::: Recorded data

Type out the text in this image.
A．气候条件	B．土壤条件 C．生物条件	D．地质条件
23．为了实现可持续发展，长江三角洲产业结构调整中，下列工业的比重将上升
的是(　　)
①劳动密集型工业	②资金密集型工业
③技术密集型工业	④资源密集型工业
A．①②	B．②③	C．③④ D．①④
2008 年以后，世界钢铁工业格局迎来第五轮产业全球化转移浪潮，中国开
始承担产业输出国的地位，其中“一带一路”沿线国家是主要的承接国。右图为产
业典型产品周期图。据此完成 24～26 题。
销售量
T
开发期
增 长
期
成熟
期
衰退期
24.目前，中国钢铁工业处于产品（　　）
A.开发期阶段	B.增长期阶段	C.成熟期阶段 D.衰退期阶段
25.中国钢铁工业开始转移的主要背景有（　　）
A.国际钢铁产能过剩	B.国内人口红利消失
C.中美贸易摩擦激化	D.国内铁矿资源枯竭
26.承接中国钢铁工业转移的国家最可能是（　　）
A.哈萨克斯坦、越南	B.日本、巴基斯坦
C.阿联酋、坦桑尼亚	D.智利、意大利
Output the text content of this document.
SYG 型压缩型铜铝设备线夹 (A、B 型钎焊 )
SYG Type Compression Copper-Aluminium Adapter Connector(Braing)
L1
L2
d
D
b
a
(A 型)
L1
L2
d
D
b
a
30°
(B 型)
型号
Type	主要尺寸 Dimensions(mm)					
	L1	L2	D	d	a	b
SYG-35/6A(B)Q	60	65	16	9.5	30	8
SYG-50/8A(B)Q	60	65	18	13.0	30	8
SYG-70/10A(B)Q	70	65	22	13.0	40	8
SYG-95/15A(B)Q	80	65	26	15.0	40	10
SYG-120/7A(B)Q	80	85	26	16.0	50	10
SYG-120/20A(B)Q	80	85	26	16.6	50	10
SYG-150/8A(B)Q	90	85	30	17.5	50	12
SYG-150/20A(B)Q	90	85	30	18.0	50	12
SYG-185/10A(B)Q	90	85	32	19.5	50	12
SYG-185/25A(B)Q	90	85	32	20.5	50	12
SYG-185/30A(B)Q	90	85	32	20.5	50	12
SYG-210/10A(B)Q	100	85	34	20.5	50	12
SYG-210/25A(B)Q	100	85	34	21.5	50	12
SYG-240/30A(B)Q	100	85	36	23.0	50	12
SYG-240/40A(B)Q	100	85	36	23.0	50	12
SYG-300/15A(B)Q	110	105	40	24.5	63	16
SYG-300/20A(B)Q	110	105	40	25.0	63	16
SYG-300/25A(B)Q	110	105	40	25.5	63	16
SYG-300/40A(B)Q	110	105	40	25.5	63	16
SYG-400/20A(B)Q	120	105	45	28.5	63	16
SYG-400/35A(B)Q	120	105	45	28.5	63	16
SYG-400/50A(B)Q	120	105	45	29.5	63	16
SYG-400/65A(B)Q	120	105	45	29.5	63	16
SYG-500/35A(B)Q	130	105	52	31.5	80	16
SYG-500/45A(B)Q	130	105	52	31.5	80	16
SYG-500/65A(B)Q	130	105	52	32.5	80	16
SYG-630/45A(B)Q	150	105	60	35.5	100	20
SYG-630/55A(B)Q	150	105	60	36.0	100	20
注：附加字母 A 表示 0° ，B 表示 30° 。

::::::

Select and copy every line of the listing with the word "this".

Type out the text in this image.
Output the text content of this document.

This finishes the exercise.